Dataset items:
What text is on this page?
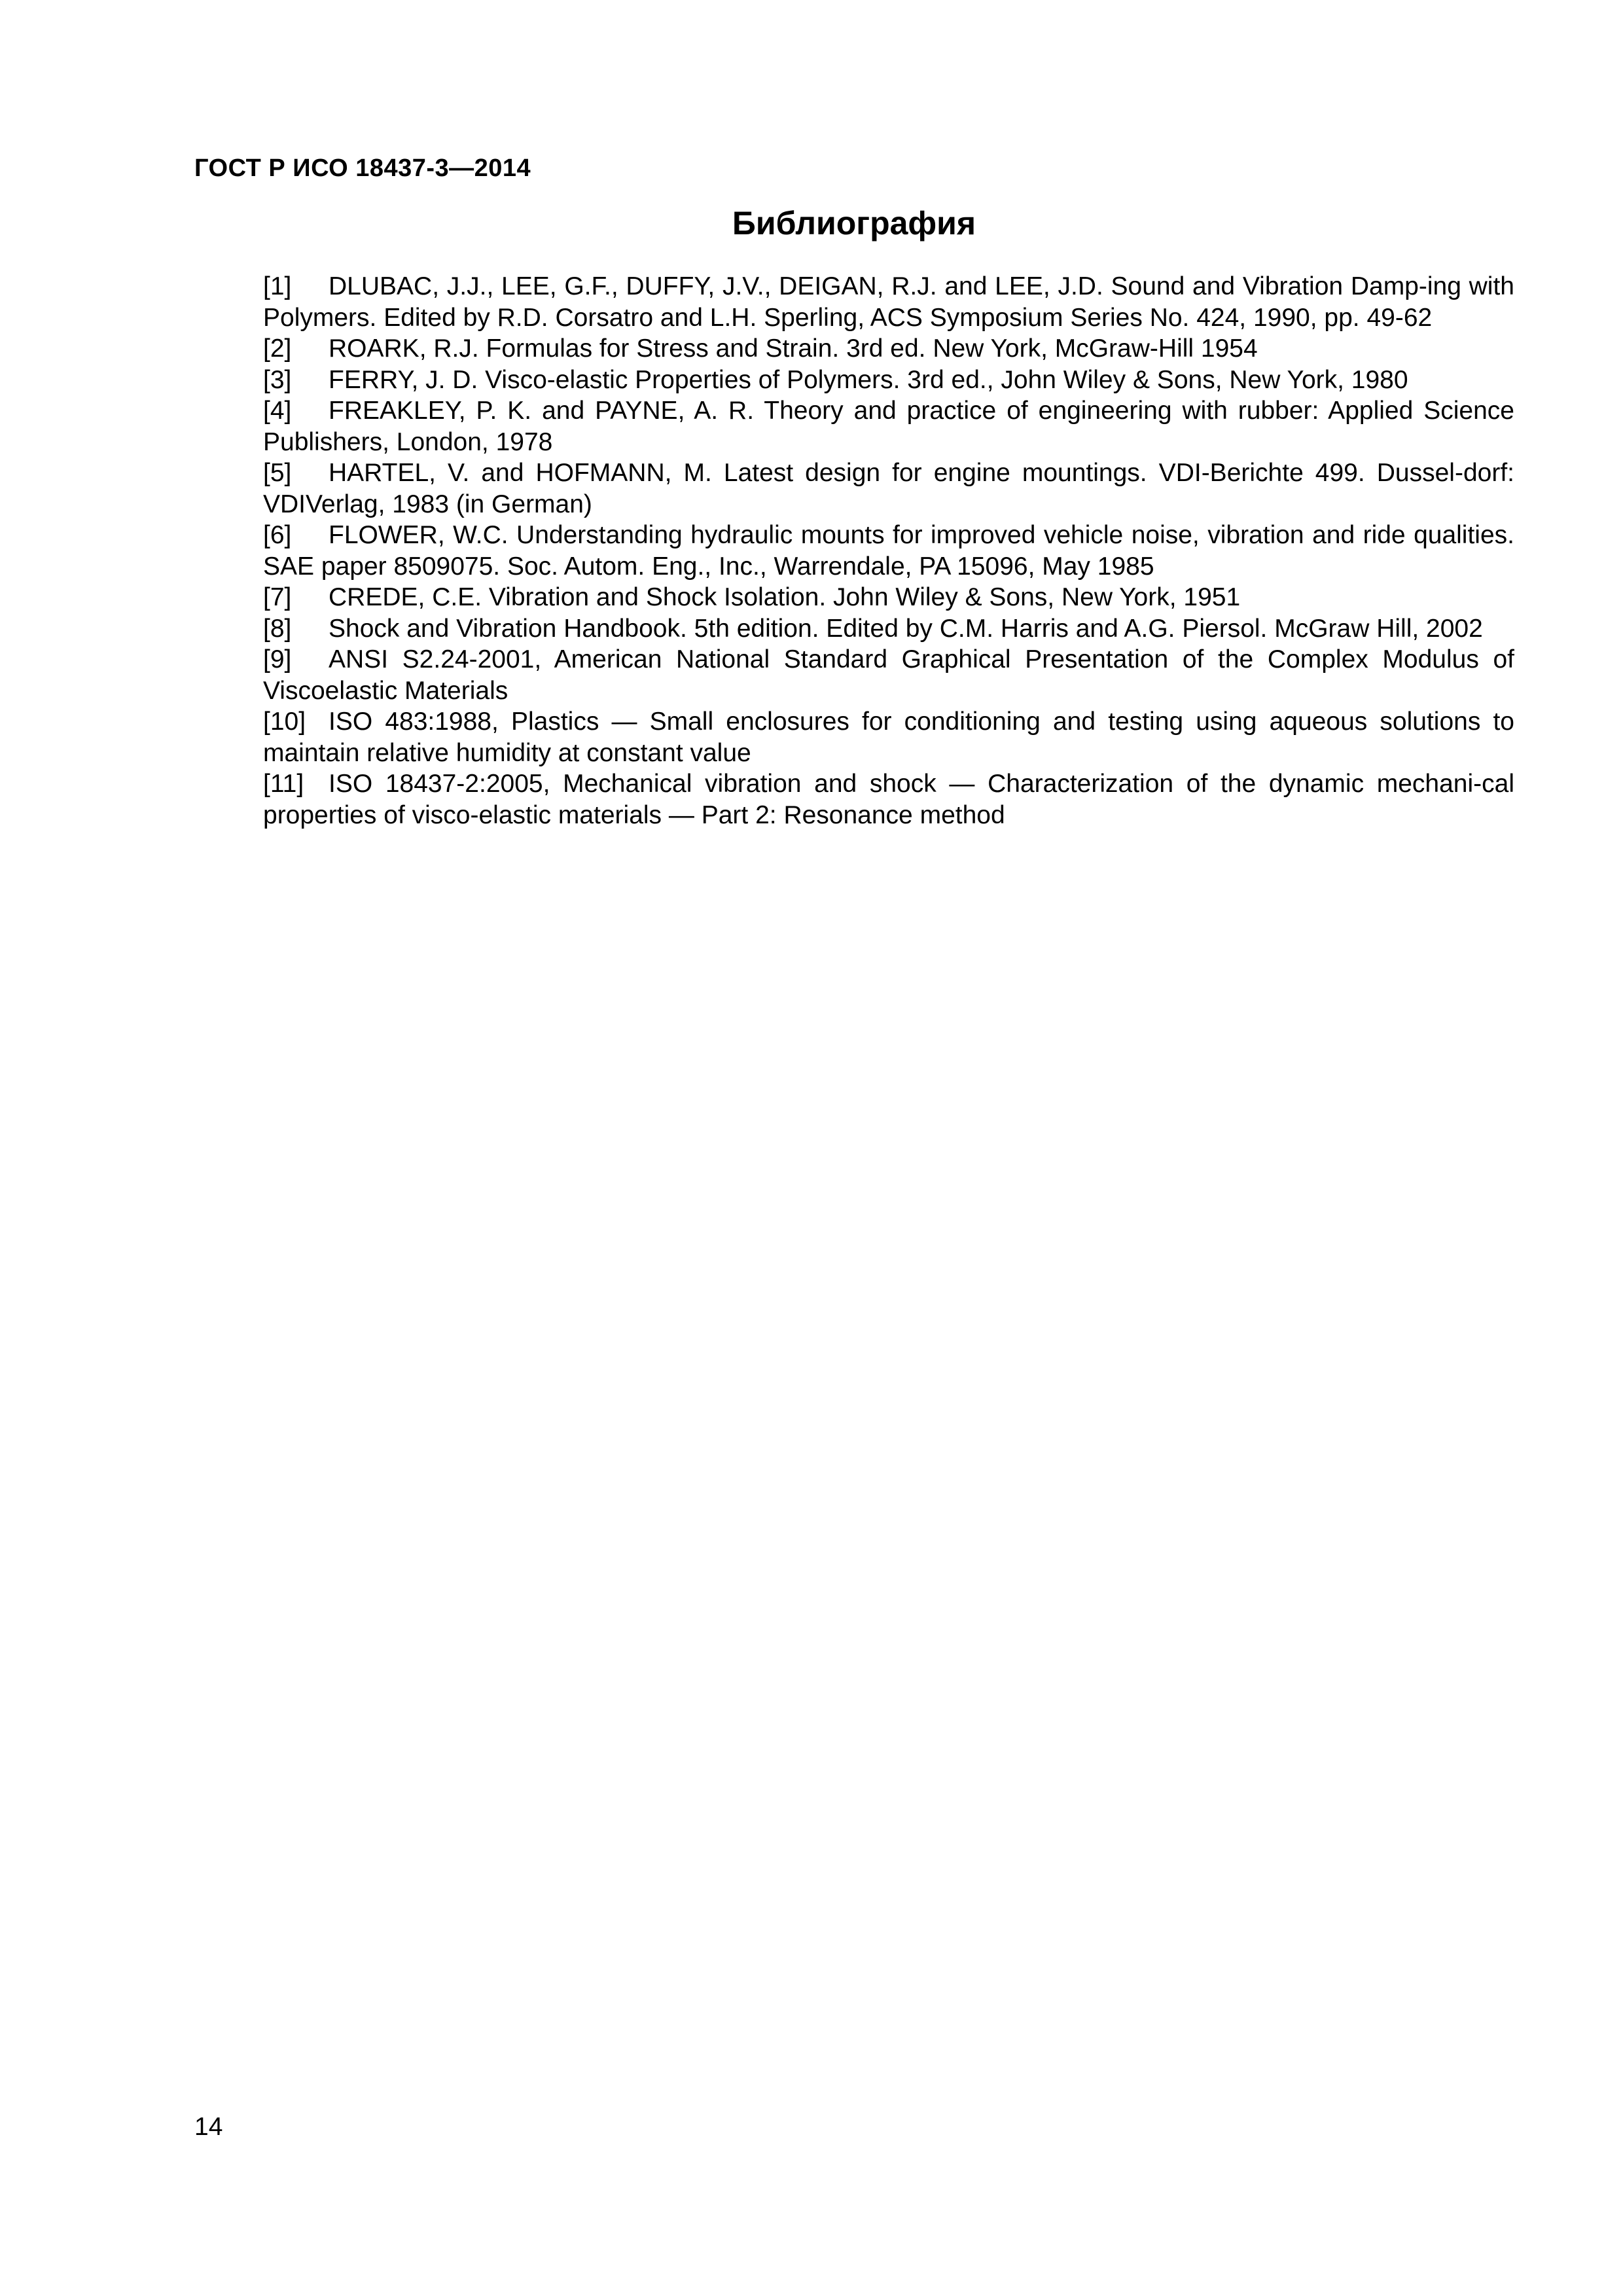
ГОСТ Р ИСО 18437-3—2014
Библиография
[1] DLUBAC, J.J., LEE, G.F., DUFFY, J.V., DEIGAN, R.J. and LEE, J.D. Sound and Vibration Damp-ing with Polymers. Edited by R.D. Corsatro and L.H. Sperling, ACS Symposium Series No. 424, 1990, pp. 49-62
[2] ROARK, R.J. Formulas for Stress and Strain. 3rd ed. New York, McGraw-Hill 1954
[3] FERRY, J. D. Visco-elastic Properties of Polymers. 3rd ed., John Wiley & Sons, New York, 1980
[4] FREAKLEY, P. K. and PAYNE, A. R. Theory and practice of engineering with rubber: Applied Science Publishers, London, 1978
[5] HARTEL, V. and HOFMANN, M. Latest design for engine mountings. VDI-Berichte 499. Dussel-dorf: VDIVerlag, 1983 (in German)
[6] FLOWER, W.C. Understanding hydraulic mounts for improved vehicle noise, vibration and ride qualities. SAE paper 8509075. Soc. Autom. Eng., Inc., Warrendale, PA 15096, May 1985
[7] CREDE, C.E. Vibration and Shock Isolation. John Wiley & Sons, New York, 1951
[8] Shock and Vibration Handbook. 5th edition. Edited by C.M. Harris and A.G. Piersol. McGraw Hill, 2002
[9] ANSI S2.24-2001, American National Standard Graphical Presentation of the Complex Modulus of Viscoelastic Materials
[10] ISO 483:1988, Plastics — Small enclosures for conditioning and testing using aqueous solutions to maintain relative humidity at constant value
[11] ISO 18437-2:2005, Mechanical vibration and shock — Characterization of the dynamic mechani-cal properties of visco-elastic materials — Part 2: Resonance method
14
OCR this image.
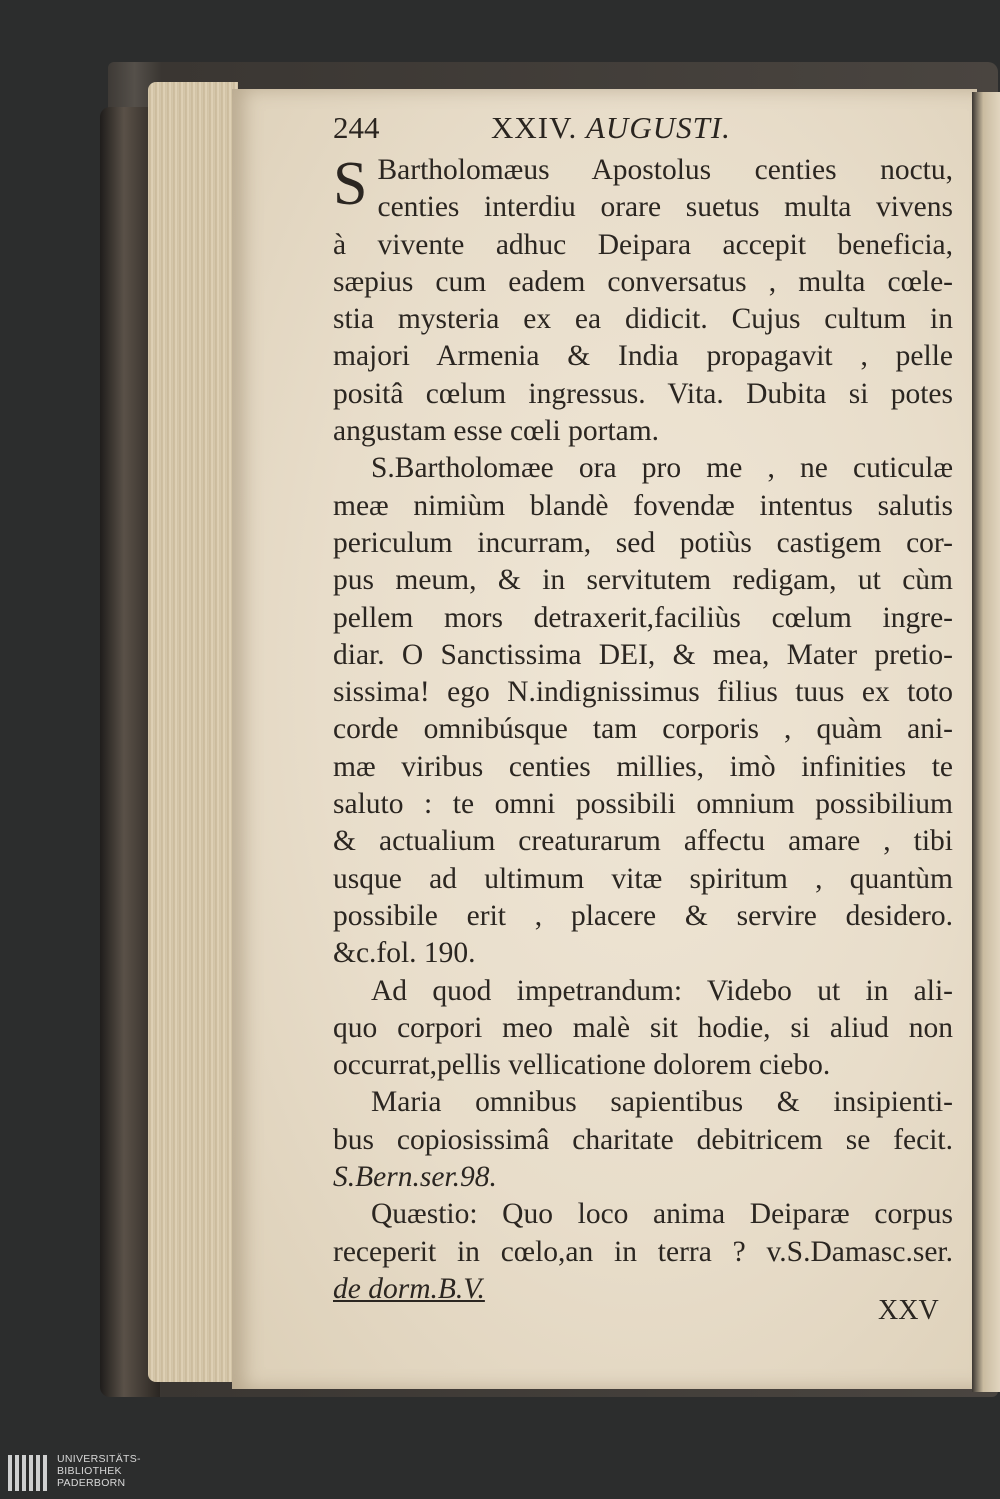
244	XXIV. AUGUSTI.
S Bartholomæus Apostolus centies noctu,
centies interdiu orare suetus multa vivens
à vivente adhuc Deipara accepit beneficia,
sæpius cum eadem conversatus , multa cœle-
stia mysteria ex ea didicit. Cujus cultum in
majori Armenia & India propagavit , pelle
positâ cœlum ingressus. Vita. Dubita si potes
angustam esse cœli portam.
S.Bartholomæe ora pro me , ne cuticulæ
meæ nimiùm blandè fovendæ intentus salutis
periculum incurram, sed potiùs castigem cor-
pus meum, & in servitutem redigam, ut cùm
pellem mors detraxerit,faciliùs cœlum ingre-
diar. O Sanctissima DEI, & mea, Mater pretio-
sissima! ego N.indignissimus filius tuus ex toto
corde omnibúsque tam corporis , quàm ani-
mæ viribus centies millies, imò infinities te
saluto : te omni possibili omnium possibilium
& actualium creaturarum affectu amare , tibi
usque ad ultimum vitæ spiritum , quantùm
possibile erit , placere & servire desidero.
&c.fol. 190.
Ad quod impetrandum: Videbo ut in ali-
quo corpori meo malè sit hodie, si aliud non
occurrat,pellis vellicatione dolorem ciebo.
Maria omnibus sapientibus & insipienti-
bus copiosissimâ charitate debitricem se fecit.
S.Bern.ser.98.
Quæstio: Quo loco anima Deiparæ corpus
receperit in cœlo,an in terra ? v.S.Damasc.ser.
de dorm.B.V.
XXV
UNIVERSITÄTS-
BIBLIOTHEK
PADERBORN
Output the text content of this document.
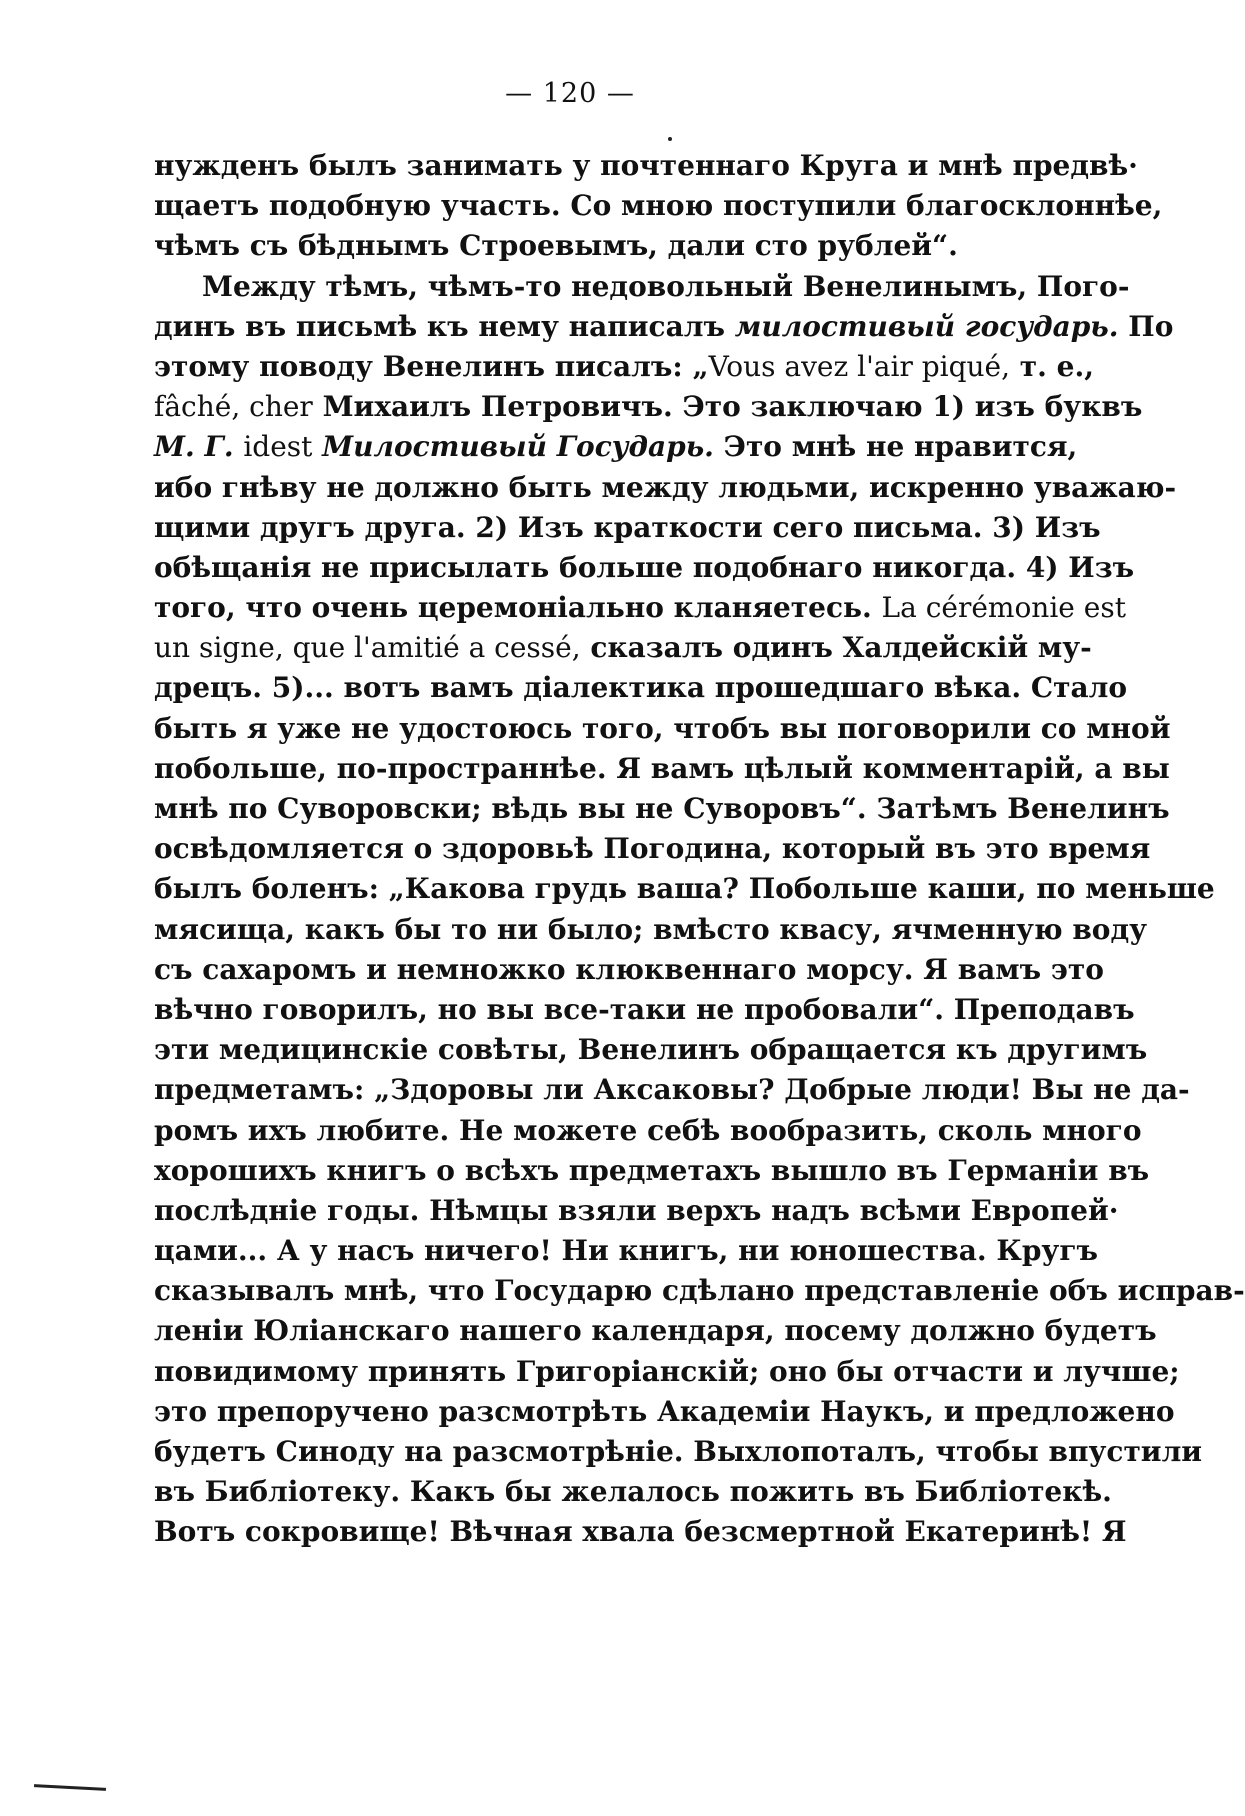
— 120 —
нужденъ былъ занимать у почтеннаго Круга и мнѣ предвѣ·
щаетъ подобную участь. Со мною поступили благосклоннѣе,
чѣмъ съ бѣднымъ Строевымъ, дали сто рублей“.
Между тѣмъ, чѣмъ-то недовольный Венелинымъ, Пого-
динъ въ письмѣ къ нему написалъ милостивый государь. По
этому поводу Венелинъ писалъ: „Vous avez l'air piqué, т. е.,
fâché, cher Михаилъ Петровичъ. Это заключаю 1) изъ буквъ
М. Г. idest Милостивый Государь. Это мнѣ не нравится,
ибо гнѣву не должно быть между людьми, искренно уважаю-
щими другъ друга. 2) Изъ краткости сего письма. 3) Изъ
обѣщанія не присылать больше подобнаго никогда. 4) Изъ
того, что очень церемоніально кланяетесь. La cérémonie est
un signe, que l'amitié a cessé, сказалъ одинъ Халдейскій му-
дрецъ. 5)... вотъ вамъ діалектика прошедшаго вѣка. Стало
быть я уже не удостоюсь того, чтобъ вы поговорили со мной
побольше, по-пространнѣе. Я вамъ цѣлый комментарій, а вы
мнѣ по Суворовски; вѣдь вы не Суворовъ“. Затѣмъ Венелинъ
освѣдомляется о здоровьѣ Погодина, который въ это время
былъ боленъ: „Какова грудь ваша? Побольше каши, по меньше
мясища, какъ бы то ни было; вмѣсто квасу, ячменную воду
съ сахаромъ и немножко клюквеннаго морсу. Я вамъ это
вѣчно говорилъ, но вы все-таки не пробовали“. Преподавъ
эти медицинскіе совѣты, Венелинъ обращается къ другимъ
предметамъ: „Здоровы ли Аксаковы? Добрые люди! Вы не да-
ромъ ихъ любите. Не можете себѣ вообразить, сколь много
хорошихъ книгъ о всѣхъ предметахъ вышло въ Германіи въ
послѣдніе годы. Нѣмцы взяли верхъ надъ всѣми Европей·
цами... А у насъ ничего! Ни книгъ, ни юношества. Кругъ
сказывалъ мнѣ, что Государю сдѣлано представленіе объ исправ-
леніи Юліанскаго нашего календаря, посему должно будетъ
повидимому принять Григоріанскій; оно бы отчасти и лучше;
это препоручено разсмотрѣть Академіи Наукъ, и предложено
будетъ Синоду на разсмотрѣніе. Выхлопоталъ, чтобы впустили
въ Библіотеку. Какъ бы желалось пожить въ Библіотекѣ.
Вотъ сокровище! Вѣчная хвала безсмертной Екатеринѣ! Я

OBJECTIVE. Gather, from the listing above, every line carrying the word "былъ".

WORKED SOLUTION.
нужденъ былъ занимать у почтеннаго Круга и мнѣ предвѣ·
былъ боленъ: „Какова грудь ваша? Побольше каши, по меньше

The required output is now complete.